FRAGMENTO SELECCIONADO:
--------------------------------

Alerta en el comercio: advierten que las Pymes no resisten más de tres meses sin reactivación del consumo
El sector comercial de Santiago del Estero atraviesa uno de los momentos más delicados de los últimos años. Durante el primer trimestre de 2026, la actividad mostró una fuerte retracción del consumo, acompañada por el aumento del endeudamiento familiar, el crecimiento de la informalidad y el deterioro general de la cadena de pagos.
Así lo advirtió la vicepresidenta de la Cámara de Comercio e Industria local, ingeniera Alejandra Rafael, quien alertó que la situación actual pone en riesgo la continuidad de numerosos negocios, especialmente del segmento minorista y de las pequeñas y medianas empresas.
Caída histórica del consumo
Luego de un cierre de 2025 con cierto alivio —impulsado por el pago de aguinaldos y bonos—, el inicio de 2026 marcó un quiebre abrupto en la actividad comercial.
Durante enero y febrero se registró una caída estrepitosa del consumo en casi todos los rubros, siendo los más afectados:
- Indumentaria
- Calzado
- Electrodomésticos
- Joyerías
- Perfumerías
Si bien en la provincia existe una baja estacional durante el verano, este año los niveles fueron inusualmente altos, alcanzando mínimos históricos en volumen de ventas y circulación de clientes.
“Se registraron niveles de caída que no se veían desde hace 10 o 15 años”, remarcó Rafael.
El único leve repunte observado en marzo está vinculado al inicio del ciclo escolar.
Cierre de comercios y aumento de locales vacíos
La crisis ya se refleja en el paisaje urbano, especialmente en el centro santiagueño.
Tradicionalmente, la rotación de comercios (aperturas y cierres) se ubica entre el 10% y el 15%. Sin embargo, en el contexto actual podría escalar hasta el 20% o 25%, evidenciando un deterioro significativo.
Se observa:
- Crecimiento de locales vacíos
- Mayor impacto en galerías y zonas menos transitadas
- Dificultades estructurales (estacionamiento, accesibilidad, costos de traslado)
Deterioro de la cadena de pagos
Uno de los indicadores más preocupantes es el aumento de la morosidad.
- Antes: entre 3% y 3,5%
- Actual: entre 10% y 12%
A esto se suma el agotamiento del financiamiento con tarjetas de crédito, lo que limita aún más la capacidad de compra de los consumidores.
Costos en alza y rentabilidad en caída
Mientras las ventas caen, los costos fijos continúan en aumento:
- Servicios
- Impuestos y tasas
- Alquileres (con fuertes subas en los últimos dos años)
Este desfasaje genera una situación crítica: muchos comercios no logran cubrir sus costos básicos, incluso tras varios meses consecutivos de baja facturación.
“Arrastrar tres o cuatro meses en estas condiciones ya ha provocado el cierre de numerosos negocios, tanto chicos como medianos, e incluso afecta a grandes comercios”, explicó Rafael.
Impacto en el empleo
La crisis comercial también repercute en el mercado laboral:
- Reducción de empleadores registrados
- Pérdida de puestos de trabajo
- Mayor informalidad
Esto, a su vez, retroalimenta la caída del consumo, profundizando el ciclo recesivo.
Advertencia del sector y reclamo urgente
Desde la Cámara de Comercio advierten que el margen de resistencia del sector es limitado.
“La capacidad de compra de la gente está fuertemente golpeada. A las familias no les alcanza”, sostuvo Rafael, quien además reclamó respuestas al gobierno nacional.
El mensaje es claro y contundente:
El comercio minorista y las pymes no pueden sostener dos o tres meses más con este nivel de consumo.

--------------------------------

DATOS MOSTRADOS:

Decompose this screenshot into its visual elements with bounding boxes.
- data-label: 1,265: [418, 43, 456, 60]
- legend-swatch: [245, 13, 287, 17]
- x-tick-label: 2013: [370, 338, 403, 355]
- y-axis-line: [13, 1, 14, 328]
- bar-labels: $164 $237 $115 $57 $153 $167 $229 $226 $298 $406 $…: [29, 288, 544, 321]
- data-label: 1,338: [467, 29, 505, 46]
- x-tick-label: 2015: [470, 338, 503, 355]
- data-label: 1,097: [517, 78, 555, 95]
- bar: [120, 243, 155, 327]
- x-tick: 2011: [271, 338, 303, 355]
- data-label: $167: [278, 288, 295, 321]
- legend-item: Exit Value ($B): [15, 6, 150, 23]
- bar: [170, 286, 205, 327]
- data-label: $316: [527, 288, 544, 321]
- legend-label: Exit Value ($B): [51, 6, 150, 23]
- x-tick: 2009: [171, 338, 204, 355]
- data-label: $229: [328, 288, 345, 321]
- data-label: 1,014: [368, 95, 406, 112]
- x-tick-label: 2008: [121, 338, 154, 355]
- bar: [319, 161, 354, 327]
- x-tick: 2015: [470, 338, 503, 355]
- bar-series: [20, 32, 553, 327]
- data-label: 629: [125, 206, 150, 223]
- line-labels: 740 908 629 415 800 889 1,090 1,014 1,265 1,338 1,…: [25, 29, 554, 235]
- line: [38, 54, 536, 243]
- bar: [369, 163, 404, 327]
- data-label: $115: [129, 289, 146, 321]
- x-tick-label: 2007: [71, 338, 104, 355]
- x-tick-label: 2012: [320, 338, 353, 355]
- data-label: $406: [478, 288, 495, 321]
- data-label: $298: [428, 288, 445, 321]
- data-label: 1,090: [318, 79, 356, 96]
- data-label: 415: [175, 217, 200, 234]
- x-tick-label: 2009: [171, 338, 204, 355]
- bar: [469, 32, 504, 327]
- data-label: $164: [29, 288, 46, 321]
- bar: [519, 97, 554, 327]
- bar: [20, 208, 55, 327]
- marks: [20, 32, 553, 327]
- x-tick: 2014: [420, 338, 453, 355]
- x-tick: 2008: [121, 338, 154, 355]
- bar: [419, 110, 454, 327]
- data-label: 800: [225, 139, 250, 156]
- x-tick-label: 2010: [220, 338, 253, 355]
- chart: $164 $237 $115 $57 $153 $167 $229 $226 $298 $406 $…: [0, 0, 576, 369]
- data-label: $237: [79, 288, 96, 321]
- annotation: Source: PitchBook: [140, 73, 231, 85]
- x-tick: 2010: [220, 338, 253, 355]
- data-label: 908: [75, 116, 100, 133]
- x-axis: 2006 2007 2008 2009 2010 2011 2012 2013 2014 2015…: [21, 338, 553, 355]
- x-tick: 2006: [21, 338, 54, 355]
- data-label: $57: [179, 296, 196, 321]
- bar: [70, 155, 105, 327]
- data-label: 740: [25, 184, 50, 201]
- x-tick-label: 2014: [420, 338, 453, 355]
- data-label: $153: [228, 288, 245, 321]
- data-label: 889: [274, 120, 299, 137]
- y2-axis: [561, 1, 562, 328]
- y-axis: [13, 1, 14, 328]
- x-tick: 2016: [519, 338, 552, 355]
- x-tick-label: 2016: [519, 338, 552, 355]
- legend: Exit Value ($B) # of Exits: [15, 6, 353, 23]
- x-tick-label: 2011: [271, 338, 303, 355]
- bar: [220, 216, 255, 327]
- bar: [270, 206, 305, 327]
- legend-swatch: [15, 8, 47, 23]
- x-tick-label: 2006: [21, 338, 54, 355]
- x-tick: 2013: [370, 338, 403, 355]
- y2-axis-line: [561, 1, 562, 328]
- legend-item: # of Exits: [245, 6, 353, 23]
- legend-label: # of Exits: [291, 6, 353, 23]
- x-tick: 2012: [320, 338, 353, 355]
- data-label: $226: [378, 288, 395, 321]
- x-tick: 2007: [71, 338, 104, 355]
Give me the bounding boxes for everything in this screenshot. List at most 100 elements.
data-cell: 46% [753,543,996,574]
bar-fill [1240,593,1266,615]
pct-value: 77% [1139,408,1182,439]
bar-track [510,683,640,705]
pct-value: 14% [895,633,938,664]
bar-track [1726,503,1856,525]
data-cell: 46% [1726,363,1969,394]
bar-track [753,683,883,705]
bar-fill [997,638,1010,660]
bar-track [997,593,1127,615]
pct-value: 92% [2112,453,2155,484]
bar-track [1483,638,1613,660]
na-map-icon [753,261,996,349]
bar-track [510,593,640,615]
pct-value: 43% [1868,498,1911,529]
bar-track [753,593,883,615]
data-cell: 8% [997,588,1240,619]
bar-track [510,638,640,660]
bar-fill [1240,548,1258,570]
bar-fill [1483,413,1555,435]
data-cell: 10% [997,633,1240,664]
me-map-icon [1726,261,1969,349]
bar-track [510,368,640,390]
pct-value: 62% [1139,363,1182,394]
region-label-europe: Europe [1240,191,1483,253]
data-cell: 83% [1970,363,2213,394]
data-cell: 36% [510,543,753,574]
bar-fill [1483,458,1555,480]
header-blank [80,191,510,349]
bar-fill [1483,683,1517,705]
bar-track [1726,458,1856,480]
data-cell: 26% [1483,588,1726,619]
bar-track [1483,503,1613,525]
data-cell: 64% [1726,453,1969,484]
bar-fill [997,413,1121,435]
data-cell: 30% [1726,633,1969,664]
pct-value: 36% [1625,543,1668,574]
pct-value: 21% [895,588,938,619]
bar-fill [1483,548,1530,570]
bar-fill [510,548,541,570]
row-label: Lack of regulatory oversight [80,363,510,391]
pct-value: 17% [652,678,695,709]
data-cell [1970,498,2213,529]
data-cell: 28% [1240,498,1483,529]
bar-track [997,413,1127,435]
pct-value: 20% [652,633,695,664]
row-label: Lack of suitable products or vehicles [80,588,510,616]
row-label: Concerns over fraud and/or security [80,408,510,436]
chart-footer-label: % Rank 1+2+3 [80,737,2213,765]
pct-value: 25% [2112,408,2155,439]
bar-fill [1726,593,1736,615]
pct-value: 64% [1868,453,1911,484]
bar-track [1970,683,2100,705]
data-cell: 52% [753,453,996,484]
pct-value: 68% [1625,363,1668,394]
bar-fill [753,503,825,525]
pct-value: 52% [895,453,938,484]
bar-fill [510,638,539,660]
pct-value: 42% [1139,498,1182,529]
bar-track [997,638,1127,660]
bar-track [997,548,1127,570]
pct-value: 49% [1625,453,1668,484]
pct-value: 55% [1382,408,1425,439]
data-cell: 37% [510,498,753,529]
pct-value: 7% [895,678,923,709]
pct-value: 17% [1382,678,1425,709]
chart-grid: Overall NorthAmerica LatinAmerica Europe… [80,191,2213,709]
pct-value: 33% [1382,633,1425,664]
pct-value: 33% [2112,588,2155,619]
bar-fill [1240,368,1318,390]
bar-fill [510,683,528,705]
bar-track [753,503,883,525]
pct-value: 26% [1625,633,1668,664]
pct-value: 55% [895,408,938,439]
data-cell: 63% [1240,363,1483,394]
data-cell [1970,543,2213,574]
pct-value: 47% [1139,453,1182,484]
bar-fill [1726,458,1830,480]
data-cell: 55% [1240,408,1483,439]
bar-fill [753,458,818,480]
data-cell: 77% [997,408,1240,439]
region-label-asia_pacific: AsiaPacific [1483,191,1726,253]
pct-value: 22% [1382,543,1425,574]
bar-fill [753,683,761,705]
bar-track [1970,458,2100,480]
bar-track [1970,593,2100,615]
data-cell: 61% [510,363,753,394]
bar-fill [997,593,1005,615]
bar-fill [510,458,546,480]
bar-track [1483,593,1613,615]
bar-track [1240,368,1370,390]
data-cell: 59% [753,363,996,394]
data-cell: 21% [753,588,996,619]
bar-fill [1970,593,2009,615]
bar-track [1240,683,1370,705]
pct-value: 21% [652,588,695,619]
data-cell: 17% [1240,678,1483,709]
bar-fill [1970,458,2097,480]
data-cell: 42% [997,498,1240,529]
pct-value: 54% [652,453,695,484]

--------------------------------

TUS INSTRUCCIONES: Según la nota sobre el comercio en Santiago del Estero, ¿en qué nivel se encuentra hoy la morosidad? Responde en una sola oración, por favor.

EJERCICIO RESUELTO: La morosidad actual se ubica entre el 10% y el 12%.